SET TASK: Copy out each line below exactly as it appears.

begin PROVIDED RECORDS

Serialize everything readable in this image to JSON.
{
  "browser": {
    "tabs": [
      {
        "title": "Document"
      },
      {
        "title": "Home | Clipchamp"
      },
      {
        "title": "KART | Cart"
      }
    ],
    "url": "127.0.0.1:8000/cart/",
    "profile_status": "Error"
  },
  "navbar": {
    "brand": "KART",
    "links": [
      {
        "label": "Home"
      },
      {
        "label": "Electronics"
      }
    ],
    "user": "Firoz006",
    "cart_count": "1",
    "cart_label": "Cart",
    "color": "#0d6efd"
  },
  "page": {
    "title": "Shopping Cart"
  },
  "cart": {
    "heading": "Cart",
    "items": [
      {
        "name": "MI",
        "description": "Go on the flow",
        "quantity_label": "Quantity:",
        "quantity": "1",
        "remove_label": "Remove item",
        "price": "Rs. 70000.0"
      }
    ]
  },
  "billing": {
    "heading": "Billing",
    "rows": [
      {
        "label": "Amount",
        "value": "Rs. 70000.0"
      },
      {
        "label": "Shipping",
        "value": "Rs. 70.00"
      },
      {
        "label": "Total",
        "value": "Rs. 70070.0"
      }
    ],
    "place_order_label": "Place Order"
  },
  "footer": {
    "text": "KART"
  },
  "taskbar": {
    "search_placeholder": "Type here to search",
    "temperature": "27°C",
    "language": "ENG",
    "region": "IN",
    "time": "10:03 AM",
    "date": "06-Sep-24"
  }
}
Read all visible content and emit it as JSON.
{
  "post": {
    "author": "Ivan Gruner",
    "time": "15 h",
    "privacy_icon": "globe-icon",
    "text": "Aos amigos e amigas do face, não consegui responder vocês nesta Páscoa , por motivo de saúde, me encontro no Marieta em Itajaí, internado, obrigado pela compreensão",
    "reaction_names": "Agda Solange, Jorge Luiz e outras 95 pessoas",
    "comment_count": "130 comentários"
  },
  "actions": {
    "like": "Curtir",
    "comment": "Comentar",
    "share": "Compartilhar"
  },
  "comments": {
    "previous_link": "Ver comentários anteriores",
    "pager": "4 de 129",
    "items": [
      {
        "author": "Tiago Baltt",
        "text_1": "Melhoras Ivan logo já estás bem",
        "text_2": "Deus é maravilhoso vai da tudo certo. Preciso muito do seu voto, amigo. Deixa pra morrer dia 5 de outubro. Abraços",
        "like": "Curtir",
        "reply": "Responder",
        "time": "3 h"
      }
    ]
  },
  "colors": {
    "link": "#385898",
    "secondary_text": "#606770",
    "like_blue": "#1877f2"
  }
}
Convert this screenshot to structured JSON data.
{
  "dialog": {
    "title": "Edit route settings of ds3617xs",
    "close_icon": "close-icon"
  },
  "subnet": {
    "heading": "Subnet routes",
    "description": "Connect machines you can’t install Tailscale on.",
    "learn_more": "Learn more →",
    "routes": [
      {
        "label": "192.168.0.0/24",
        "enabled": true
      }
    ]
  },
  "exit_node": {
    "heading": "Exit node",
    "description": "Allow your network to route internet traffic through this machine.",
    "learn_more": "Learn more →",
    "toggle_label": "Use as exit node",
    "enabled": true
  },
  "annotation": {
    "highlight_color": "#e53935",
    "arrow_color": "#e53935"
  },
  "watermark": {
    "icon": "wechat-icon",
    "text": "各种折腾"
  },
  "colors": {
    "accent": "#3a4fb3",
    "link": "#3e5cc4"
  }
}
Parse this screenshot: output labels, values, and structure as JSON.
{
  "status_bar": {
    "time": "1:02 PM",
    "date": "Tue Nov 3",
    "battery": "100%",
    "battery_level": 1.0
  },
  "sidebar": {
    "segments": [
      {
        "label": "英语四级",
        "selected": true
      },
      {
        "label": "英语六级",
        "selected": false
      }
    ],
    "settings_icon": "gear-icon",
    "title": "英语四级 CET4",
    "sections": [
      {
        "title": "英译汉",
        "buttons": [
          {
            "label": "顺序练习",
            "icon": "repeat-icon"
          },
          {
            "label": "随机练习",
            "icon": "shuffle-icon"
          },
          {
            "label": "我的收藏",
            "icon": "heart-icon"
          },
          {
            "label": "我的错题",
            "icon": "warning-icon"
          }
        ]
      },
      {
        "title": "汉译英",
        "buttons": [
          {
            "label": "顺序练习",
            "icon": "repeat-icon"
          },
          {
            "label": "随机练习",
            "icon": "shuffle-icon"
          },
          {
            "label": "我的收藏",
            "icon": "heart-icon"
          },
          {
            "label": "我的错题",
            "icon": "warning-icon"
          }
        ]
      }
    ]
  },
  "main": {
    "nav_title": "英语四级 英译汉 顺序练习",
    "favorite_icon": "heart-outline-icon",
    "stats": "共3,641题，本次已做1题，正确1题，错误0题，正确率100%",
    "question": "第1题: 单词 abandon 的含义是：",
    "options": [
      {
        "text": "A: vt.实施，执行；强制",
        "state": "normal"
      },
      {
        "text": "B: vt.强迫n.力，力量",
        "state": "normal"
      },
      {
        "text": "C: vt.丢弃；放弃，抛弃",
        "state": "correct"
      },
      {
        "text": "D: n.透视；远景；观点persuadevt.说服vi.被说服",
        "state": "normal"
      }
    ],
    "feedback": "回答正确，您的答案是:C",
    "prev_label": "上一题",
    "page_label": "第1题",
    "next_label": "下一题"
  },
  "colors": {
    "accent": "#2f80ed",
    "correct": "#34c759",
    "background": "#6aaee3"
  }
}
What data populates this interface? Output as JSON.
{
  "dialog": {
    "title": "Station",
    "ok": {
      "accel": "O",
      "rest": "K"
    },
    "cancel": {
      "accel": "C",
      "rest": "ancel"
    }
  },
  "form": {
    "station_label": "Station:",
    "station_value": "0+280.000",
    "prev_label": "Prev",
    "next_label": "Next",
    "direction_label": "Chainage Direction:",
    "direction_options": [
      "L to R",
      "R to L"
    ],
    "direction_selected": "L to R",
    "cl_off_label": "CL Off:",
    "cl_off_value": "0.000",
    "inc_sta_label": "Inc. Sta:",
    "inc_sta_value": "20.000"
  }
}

end PROVIDED RECORDS

SOLUTION TO THE PROBLEM:
Serialize everything readable in this image to JSON.
{
  "browser": {
    "tabs": [
      {
        "title": "Document"
      },
      {
        "title": "Home | Clipchamp"
      },
      {
        "title": "KART | Cart"
      }
    ],
    "url": "127.0.0.1:8000/cart/",
    "profile_status": "Error"
  },
  "navbar": {
    "brand": "KART",
    "links": [
      {
        "label": "Home"
      },
      {
        "label": "Electronics"
      }
    ],
    "user": "Firoz006",
    "cart_count": "1",
    "cart_label": "Cart",
    "color": "#0d6efd"
  },
  "page": {
    "title": "Shopping Cart"
  },
  "cart": {
    "heading": "Cart",
    "items": [
      {
        "name": "MI",
        "description": "Go on the flow",
        "quantity_label": "Quantity:",
        "quantity": "1",
        "remove_label": "Remove item",
        "price": "Rs. 70000.0"
      }
    ]
  },
  "billing": {
    "heading": "Billing",
    "rows": [
      {
        "label": "Amount",
        "value": "Rs. 70000.0"
      },
      {
        "label": "Shipping",
        "value": "Rs. 70.00"
      },
      {
        "label": "Total",
        "value": "Rs. 70070.0"
      }
    ],
    "place_order_label": "Place Order"
  },
  "footer": {
    "text": "KART"
  },
  "taskbar": {
    "search_placeholder": "Type here to search",
    "temperature": "27°C",
    "language": "ENG",
    "region": "IN",
    "time": "10:03 AM",
    "date": "06-Sep-24"
  }
}
Read all visible content and emit it as JSON.
{
  "post": {
    "author": "Ivan Gruner",
    "time": "15 h",
    "privacy_icon": "globe-icon",
    "text": "Aos amigos e amigas do face, não consegui responder vocês nesta Páscoa , por motivo de saúde, me encontro no Marieta em Itajaí, internado, obrigado pela compreensão",
    "reaction_names": "Agda Solange, Jorge Luiz e outras 95 pessoas",
    "comment_count": "130 comentários"
  },
  "actions": {
    "like": "Curtir",
    "comment": "Comentar",
    "share": "Compartilhar"
  },
  "comments": {
    "previous_link": "Ver comentários anteriores",
    "pager": "4 de 129",
    "items": [
      {
        "author": "Tiago Baltt",
        "text_1": "Melhoras Ivan logo já estás bem",
        "text_2": "Deus é maravilhoso vai da tudo certo. Preciso muito do seu voto, amigo. Deixa pra morrer dia 5 de outubro. Abraços",
        "like": "Curtir",
        "reply": "Responder",
        "time": "3 h"
      }
    ]
  },
  "colors": {
    "link": "#385898",
    "secondary_text": "#606770",
    "like_blue": "#1877f2"
  }
}
Convert this screenshot to structured JSON data.
{
  "dialog": {
    "title": "Edit route settings of ds3617xs",
    "close_icon": "close-icon"
  },
  "subnet": {
    "heading": "Subnet routes",
    "description": "Connect machines you can’t install Tailscale on.",
    "learn_more": "Learn more →",
    "routes": [
      {
        "label": "192.168.0.0/24",
        "enabled": true
      }
    ]
  },
  "exit_node": {
    "heading": "Exit node",
    "description": "Allow your network to route internet traffic through this machine.",
    "learn_more": "Learn more →",
    "toggle_label": "Use as exit node",
    "enabled": true
  },
  "annotation": {
    "highlight_color": "#e53935",
    "arrow_color": "#e53935"
  },
  "watermark": {
    "icon": "wechat-icon",
    "text": "各种折腾"
  },
  "colors": {
    "accent": "#3a4fb3",
    "link": "#3e5cc4"
  }
}
Parse this screenshot: output labels, values, and structure as JSON.
{
  "status_bar": {
    "time": "1:02 PM",
    "date": "Tue Nov 3",
    "battery": "100%",
    "battery_level": 1.0
  },
  "sidebar": {
    "segments": [
      {
        "label": "英语四级",
        "selected": true
      },
      {
        "label": "英语六级",
        "selected": false
      }
    ],
    "settings_icon": "gear-icon",
    "title": "英语四级 CET4",
    "sections": [
      {
        "title": "英译汉",
        "buttons": [
          {
            "label": "顺序练习",
            "icon": "repeat-icon"
          },
          {
            "label": "随机练习",
            "icon": "shuffle-icon"
          },
          {
            "label": "我的收藏",
            "icon": "heart-icon"
          },
          {
            "label": "我的错题",
            "icon": "warning-icon"
          }
        ]
      },
      {
        "title": "汉译英",
        "buttons": [
          {
            "label": "顺序练习",
            "icon": "repeat-icon"
          },
          {
            "label": "随机练习",
            "icon": "shuffle-icon"
          },
          {
            "label": "我的收藏",
            "icon": "heart-icon"
          },
          {
            "label": "我的错题",
            "icon": "warning-icon"
          }
        ]
      }
    ]
  },
  "main": {
    "nav_title": "英语四级 英译汉 顺序练习",
    "favorite_icon": "heart-outline-icon",
    "stats": "共3,641题，本次已做1题，正确1题，错误0题，正确率100%",
    "question": "第1题: 单词 abandon 的含义是：",
    "options": [
      {
        "text": "A: vt.实施，执行；强制",
        "state": "normal"
      },
      {
        "text": "B: vt.强迫n.力，力量",
        "state": "normal"
      },
      {
        "text": "C: vt.丢弃；放弃，抛弃",
        "state": "correct"
      },
      {
        "text": "D: n.透视；远景；观点persuadevt.说服vi.被说服",
        "state": "normal"
      }
    ],
    "feedback": "回答正确，您的答案是:C",
    "prev_label": "上一题",
    "page_label": "第1题",
    "next_label": "下一题"
  },
  "colors": {
    "accent": "#2f80ed",
    "correct": "#34c759",
    "background": "#6aaee3"
  }
}
What data populates this interface? Output as JSON.
{
  "dialog": {
    "title": "Station",
    "ok": {
      "accel": "O",
      "rest": "K"
    },
    "cancel": {
      "accel": "C",
      "rest": "ancel"
    }
  },
  "form": {
    "station_label": "Station:",
    "station_value": "0+280.000",
    "prev_label": "Prev",
    "next_label": "Next",
    "direction_label": "Chainage Direction:",
    "direction_options": [
      "L to R",
      "R to L"
    ],
    "direction_selected": "L to R",
    "cl_off_label": "CL Off:",
    "cl_off_value": "0.000",
    "inc_sta_label": "Inc. Sta:",
    "inc_sta_value": "20.000"
  }
}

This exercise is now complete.